-- START OF EXTRACTED DATA --

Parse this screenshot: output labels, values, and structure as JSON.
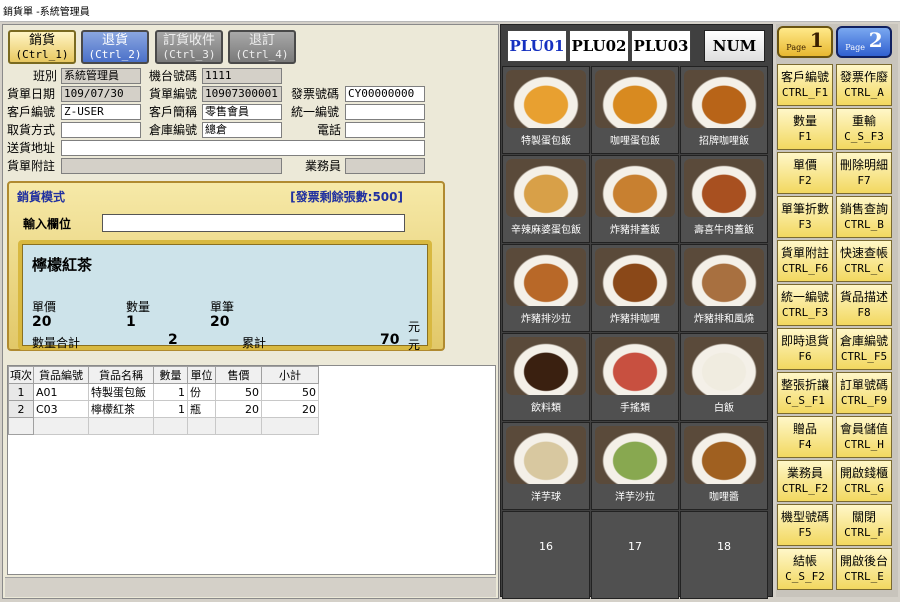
{
  "window": {
    "title": "銷貨單 -系統管理員"
  },
  "mode_tabs": [
    {
      "label": "銷貨",
      "key": "(Ctrl_1)"
    },
    {
      "label": "退貨",
      "key": "(Ctrl_2)"
    },
    {
      "label": "訂貨收件",
      "key": "(Ctrl_3)"
    },
    {
      "label": "退訂",
      "key": "(Ctrl_4)"
    }
  ],
  "header": {
    "shift_label": "班別",
    "shift_value": "系統管理員",
    "machine_label": "機台號碼",
    "machine_value": "1111",
    "date_label": "貨單日期",
    "date_value": "109/07/30",
    "order_no_label": "貨單編號",
    "order_no_value": "10907300001",
    "invoice_no_label": "發票號碼",
    "invoice_no_value": "CY00000000",
    "customer_id_label": "客戶編號",
    "customer_id_value": "Z-USER",
    "customer_name_label": "客戶簡稱",
    "customer_name_value": "零售會員",
    "tax_id_label": "統一編號",
    "tax_id_value": "",
    "pickup_label": "取貨方式",
    "pickup_value": "",
    "warehouse_label": "倉庫編號",
    "warehouse_value": "總倉",
    "phone_label": "電話",
    "phone_value": "",
    "address_label": "送貨地址",
    "address_value": "",
    "note_label": "貨單附註",
    "note_value": "",
    "salesperson_label": "業務員",
    "salesperson_value": ""
  },
  "sale_panel": {
    "mode_title": "銷貨模式",
    "invoice_remaining": "[發票剩餘張數:500]",
    "input_label": "輸入欄位",
    "input_value": "",
    "item_name": "檸檬紅茶",
    "unit_price_label": "單價",
    "unit_price_value": "20",
    "qty_label": "數量",
    "qty_value": "1",
    "subtotal_label": "單筆",
    "subtotal_value": "20",
    "yuan1": "元",
    "total_qty_label": "數量合計",
    "total_qty_value": "2",
    "accum_label": "累計",
    "accum_value": "70",
    "yuan2": "元"
  },
  "grid": {
    "columns": [
      "項次",
      "貨品編號",
      "貨品名稱",
      "數量",
      "單位",
      "售價",
      "小計"
    ],
    "rows": [
      {
        "idx": "1",
        "code": "A01",
        "name": "特製蛋包飯",
        "qty": "1",
        "unit": "份",
        "price": "50",
        "subtotal": "50"
      },
      {
        "idx": "2",
        "code": "C03",
        "name": "檸檬紅茶",
        "qty": "1",
        "unit": "瓶",
        "price": "20",
        "subtotal": "20"
      }
    ]
  },
  "plu_tabs": [
    "PLU01",
    "PLU02",
    "PLU03"
  ],
  "num_label": "NUM",
  "plu_items": [
    {
      "label": "特製蛋包飯",
      "icon": "omelette-rice-photo",
      "color": "#e8a030"
    },
    {
      "label": "咖哩蛋包飯",
      "icon": "curry-omelette-photo",
      "color": "#d88a20"
    },
    {
      "label": "招牌咖哩飯",
      "icon": "curry-rice-photo",
      "color": "#b86418"
    },
    {
      "label": "辛辣麻婆蛋包飯",
      "icon": "mapo-omelette-photo",
      "color": "#d8a048"
    },
    {
      "label": "炸豬排蓋飯",
      "icon": "pork-cutlet-bowl-photo",
      "color": "#c88030"
    },
    {
      "label": "壽喜牛肉蓋飯",
      "icon": "sukiyaki-beef-photo",
      "color": "#a85020"
    },
    {
      "label": "炸豬排沙拉",
      "icon": "pork-cutlet-salad-photo",
      "color": "#b86828"
    },
    {
      "label": "炸豬排咖哩",
      "icon": "pork-cutlet-curry-photo",
      "color": "#8a4818"
    },
    {
      "label": "炸豬排和風燒",
      "icon": "pork-cutlet-okonomi-photo",
      "color": "#a87040"
    },
    {
      "label": "飲料類",
      "icon": "cola-bottle-photo",
      "color": "#3a2010"
    },
    {
      "label": "手搖類",
      "icon": "hand-shaken-drink-photo",
      "color": "#c85040"
    },
    {
      "label": "白飯",
      "icon": "white-rice-photo",
      "color": "#f0ece0"
    },
    {
      "label": "洋芋球",
      "icon": "potato-ball-photo",
      "color": "#d8c8a0"
    },
    {
      "label": "洋芋沙拉",
      "icon": "potato-salad-photo",
      "color": "#88a850"
    },
    {
      "label": "咖哩醬",
      "icon": "curry-sauce-photo",
      "color": "#a06020"
    },
    {
      "label": "16",
      "icon": "",
      "color": ""
    },
    {
      "label": "17",
      "icon": "",
      "color": ""
    },
    {
      "label": "18",
      "icon": "",
      "color": ""
    }
  ],
  "pages": [
    {
      "word": "Page",
      "num": "1"
    },
    {
      "word": "Page",
      "num": "2"
    }
  ],
  "function_buttons": [
    {
      "label": "客戶編號",
      "key": "CTRL_F1"
    },
    {
      "label": "發票作廢",
      "key": "CTRL_A"
    },
    {
      "label": "數量",
      "key": "F1"
    },
    {
      "label": "重輸",
      "key": "C_S_F3"
    },
    {
      "label": "單價",
      "key": "F2"
    },
    {
      "label": "刪除明細",
      "key": "F7"
    },
    {
      "label": "單筆折數",
      "key": "F3"
    },
    {
      "label": "銷售查詢",
      "key": "CTRL_B"
    },
    {
      "label": "貨單附註",
      "key": "CTRL_F6"
    },
    {
      "label": "快速查帳",
      "key": "CTRL_C"
    },
    {
      "label": "統一編號",
      "key": "CTRL_F3"
    },
    {
      "label": "貨品描述",
      "key": "F8"
    },
    {
      "label": "即時退貨",
      "key": "F6"
    },
    {
      "label": "倉庫編號",
      "key": "CTRL_F5"
    },
    {
      "label": "整張折讓",
      "key": "C_S_F1"
    },
    {
      "label": "訂單號碼",
      "key": "CTRL_F9"
    },
    {
      "label": "贈品",
      "key": "F4"
    },
    {
      "label": "會員儲值",
      "key": "CTRL_H"
    },
    {
      "label": "業務員",
      "key": "CTRL_F2"
    },
    {
      "label": "開啟錢櫃",
      "key": "CTRL_G"
    },
    {
      "label": "機型號碼",
      "key": "F5"
    },
    {
      "label": "關閉",
      "key": "CTRL_F"
    },
    {
      "label": "結帳",
      "key": "C_S_F2"
    },
    {
      "label": "開啟後台",
      "key": "CTRL_E"
    }
  ]
}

-- END OF EXTRACTED DATA --

WHAT YOU NEED TO DO:
Show every line where the string "omelette" appears.

RESPONSE:
      "icon": "omelette-rice-photo",
      "icon": "curry-omelette-photo",
      "icon": "mapo-omelette-photo",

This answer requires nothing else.